— start of Extract —

Marabini made a huge loss but still paid everyone including his main act (Majaivana).
“Uyabona Ndlovu (Marabini) we failed to fill up the venue, abantu didn’t come. That’s why I always say I want to leave everything,” said Majaivana to Marabini when he was being handed his performance fee in Mangwegwe suburb.
What broke Majaivana’s heart was just a few months back the late Oliver Mtukudzi had sold out Large City Hall, with Majaivana part of the headline acts.
So electrifying was the show that the venue’s furniture was destroyed.
“A few months before Majaivana’s show, he had done one at the same venue with Tuku. It was sold out, chairs were broken that’s the show which got the City council to ban chairs in the City Hall when there is a show. Till now no chairs are allowed,” Marabini said.
What broke his heart is people came in numbers for a show with Tuku but when it was an all local (Bulawayo) show, people stayed home.”
Marabini added that lack of support is not an old age phenomenon, it has again haunted the new generation of artists.
“It’s sad to see artists from this region (Matabeleland) working extra hard but not getting the support. We have talented artists such as Mzoe7, Novuyo Seagirl, Msizkay, Skaiva and many more. They work day in day out but they do not get support.
It’s sad to see people crowding for South African acts who will perform for only 30 minutes without a live band yet our own artists put extra effort than the foreigners but get ignored. We are called by all sorts of names such as cry-babies, but believe me these artists continue to do what they love doing, if they were cry-babies by now they would have quit music but still they soldier on in this harsh economic environment without any funding,” he said.

— end of Extract —
— start of Information shown —

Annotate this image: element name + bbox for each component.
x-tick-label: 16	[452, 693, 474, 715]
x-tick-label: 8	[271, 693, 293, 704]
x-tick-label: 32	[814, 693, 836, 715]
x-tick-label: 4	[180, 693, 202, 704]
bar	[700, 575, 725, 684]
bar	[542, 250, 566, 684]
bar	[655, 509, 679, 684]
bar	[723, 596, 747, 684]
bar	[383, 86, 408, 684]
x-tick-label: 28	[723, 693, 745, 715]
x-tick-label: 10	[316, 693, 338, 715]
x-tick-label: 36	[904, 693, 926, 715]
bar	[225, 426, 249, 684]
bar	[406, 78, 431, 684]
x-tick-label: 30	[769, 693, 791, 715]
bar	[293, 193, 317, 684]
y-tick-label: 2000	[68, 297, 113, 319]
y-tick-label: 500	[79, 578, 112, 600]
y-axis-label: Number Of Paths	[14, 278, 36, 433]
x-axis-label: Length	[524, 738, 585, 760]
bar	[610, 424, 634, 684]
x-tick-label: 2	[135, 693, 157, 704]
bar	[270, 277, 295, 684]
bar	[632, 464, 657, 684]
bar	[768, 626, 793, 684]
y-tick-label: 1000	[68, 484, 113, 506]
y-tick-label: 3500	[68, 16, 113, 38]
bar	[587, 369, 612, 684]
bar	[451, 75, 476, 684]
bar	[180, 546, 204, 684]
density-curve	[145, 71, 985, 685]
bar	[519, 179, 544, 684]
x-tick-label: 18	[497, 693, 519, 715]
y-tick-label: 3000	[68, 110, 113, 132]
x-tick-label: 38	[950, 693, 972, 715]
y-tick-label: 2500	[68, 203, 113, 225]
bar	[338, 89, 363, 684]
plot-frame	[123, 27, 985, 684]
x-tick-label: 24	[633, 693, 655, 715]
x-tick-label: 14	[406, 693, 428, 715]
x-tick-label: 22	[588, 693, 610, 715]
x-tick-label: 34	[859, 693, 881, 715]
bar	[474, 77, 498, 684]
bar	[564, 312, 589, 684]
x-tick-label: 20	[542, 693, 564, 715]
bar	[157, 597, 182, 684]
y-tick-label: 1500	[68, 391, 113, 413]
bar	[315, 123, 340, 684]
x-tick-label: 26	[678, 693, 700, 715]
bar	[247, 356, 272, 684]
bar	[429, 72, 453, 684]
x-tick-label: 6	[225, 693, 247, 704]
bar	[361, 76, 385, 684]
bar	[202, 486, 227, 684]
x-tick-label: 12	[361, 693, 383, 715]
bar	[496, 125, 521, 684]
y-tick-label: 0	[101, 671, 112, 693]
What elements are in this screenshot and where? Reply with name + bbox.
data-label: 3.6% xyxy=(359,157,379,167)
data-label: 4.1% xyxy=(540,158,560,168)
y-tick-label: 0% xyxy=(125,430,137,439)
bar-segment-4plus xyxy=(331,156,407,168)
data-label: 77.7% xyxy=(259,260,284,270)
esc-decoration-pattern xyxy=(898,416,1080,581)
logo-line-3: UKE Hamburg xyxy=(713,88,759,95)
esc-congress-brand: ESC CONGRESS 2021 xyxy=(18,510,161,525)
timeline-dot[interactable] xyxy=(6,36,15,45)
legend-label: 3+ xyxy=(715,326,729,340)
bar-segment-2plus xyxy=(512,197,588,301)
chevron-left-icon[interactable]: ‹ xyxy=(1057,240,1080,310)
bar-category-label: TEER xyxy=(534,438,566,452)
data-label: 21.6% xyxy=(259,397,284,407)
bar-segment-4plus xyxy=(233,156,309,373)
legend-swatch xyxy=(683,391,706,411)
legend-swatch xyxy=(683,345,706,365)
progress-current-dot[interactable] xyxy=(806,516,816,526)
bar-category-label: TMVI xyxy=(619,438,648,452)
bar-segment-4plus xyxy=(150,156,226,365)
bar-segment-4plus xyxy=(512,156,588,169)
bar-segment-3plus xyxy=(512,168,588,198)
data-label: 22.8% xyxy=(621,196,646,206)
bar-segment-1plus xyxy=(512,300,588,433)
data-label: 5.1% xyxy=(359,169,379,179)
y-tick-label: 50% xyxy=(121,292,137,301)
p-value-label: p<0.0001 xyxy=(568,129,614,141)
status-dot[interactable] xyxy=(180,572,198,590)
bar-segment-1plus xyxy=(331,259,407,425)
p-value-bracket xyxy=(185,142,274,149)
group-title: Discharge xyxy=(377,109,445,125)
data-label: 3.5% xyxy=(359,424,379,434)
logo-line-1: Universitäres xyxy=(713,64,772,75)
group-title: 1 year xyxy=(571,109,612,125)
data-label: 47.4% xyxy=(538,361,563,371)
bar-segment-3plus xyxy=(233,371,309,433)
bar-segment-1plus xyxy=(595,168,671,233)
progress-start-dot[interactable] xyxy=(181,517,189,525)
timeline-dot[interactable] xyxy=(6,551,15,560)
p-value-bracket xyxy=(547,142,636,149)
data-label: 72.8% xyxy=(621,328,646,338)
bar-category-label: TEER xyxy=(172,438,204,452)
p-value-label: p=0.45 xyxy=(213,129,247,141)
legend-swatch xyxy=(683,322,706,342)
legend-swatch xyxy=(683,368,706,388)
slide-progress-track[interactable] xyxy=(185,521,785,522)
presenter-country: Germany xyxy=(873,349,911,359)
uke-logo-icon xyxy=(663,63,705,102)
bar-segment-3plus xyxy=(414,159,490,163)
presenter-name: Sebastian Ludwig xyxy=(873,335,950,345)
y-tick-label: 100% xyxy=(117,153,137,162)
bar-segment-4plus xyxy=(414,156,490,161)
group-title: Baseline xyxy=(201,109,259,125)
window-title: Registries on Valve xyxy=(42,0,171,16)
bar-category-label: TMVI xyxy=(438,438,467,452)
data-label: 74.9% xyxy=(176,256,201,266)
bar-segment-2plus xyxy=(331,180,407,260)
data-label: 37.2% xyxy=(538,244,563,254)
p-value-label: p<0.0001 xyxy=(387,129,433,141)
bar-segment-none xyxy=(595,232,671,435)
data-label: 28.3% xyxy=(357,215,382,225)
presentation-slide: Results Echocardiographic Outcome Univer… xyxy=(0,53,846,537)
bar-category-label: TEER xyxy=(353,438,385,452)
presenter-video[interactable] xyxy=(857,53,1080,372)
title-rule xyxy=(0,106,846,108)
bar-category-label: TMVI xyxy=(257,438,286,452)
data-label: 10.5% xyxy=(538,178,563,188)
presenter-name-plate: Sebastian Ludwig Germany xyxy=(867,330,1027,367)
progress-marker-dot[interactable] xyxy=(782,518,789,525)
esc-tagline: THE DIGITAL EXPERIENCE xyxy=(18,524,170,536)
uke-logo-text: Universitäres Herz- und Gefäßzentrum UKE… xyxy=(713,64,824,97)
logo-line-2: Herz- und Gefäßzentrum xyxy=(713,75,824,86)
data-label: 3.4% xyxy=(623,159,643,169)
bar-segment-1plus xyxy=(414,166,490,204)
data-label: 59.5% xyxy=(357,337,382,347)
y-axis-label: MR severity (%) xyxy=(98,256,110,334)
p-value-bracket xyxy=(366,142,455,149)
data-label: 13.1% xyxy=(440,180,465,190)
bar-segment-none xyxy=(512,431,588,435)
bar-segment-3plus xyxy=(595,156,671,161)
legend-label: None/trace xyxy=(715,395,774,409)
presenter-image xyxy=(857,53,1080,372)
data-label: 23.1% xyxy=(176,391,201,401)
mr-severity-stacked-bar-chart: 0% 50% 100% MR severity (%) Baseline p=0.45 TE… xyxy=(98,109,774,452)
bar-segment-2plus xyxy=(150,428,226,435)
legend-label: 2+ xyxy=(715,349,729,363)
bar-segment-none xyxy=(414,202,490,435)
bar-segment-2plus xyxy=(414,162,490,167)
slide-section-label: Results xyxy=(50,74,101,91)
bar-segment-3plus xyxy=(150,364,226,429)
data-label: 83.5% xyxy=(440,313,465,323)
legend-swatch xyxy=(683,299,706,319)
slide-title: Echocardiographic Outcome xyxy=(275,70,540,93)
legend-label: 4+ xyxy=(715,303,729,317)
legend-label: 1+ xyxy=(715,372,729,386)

— end of Information shown —

Task list
1/ In the article about Majaivana's show, what did the City council ban after the sold-out performance with Tuku?
2/ Proceed with the article about Majaivana's show, beginning after its final sentence.

Answers by task
1/ Chairs in the City Hall whenever a show is held there.

2/
Majaivana is now based in the United States and the past two decades since he exited the stage, promoters have tried to get him to do another show or more shows all in vain.
In a documentary titled the Story of Lovemore ‘Majaivana’ Tshuma, the artist revealed why he quit and left Zimbabwe.
“I have been dealt blows below the belt. First of all was the language that I sang in. It didn’t really bring me the fortune that one expects when you look at other people who sing in the widely known languages.
They get a better share of the profits. Its partly why i left music. Whenever I went to get my cheque, and I saw the other cheques for people who sang in other languages they had better cheques than mine. Okay, you might say my music was not better than theirs, and after travelling to places like England, Sweden, Denmark, Canada, we had full houses and here at home it was on tribal lines,” he said.
All that’s left is a catalogue of hit songs by Majaivana and the closest Zimbabweans have been to a Majaivana live set in the past two decades cover sets week in and week out in Bulawayo and Harare bringing nostalgic memories and a slight hope that one day Majaivana will come out of retirement and perform all his hits.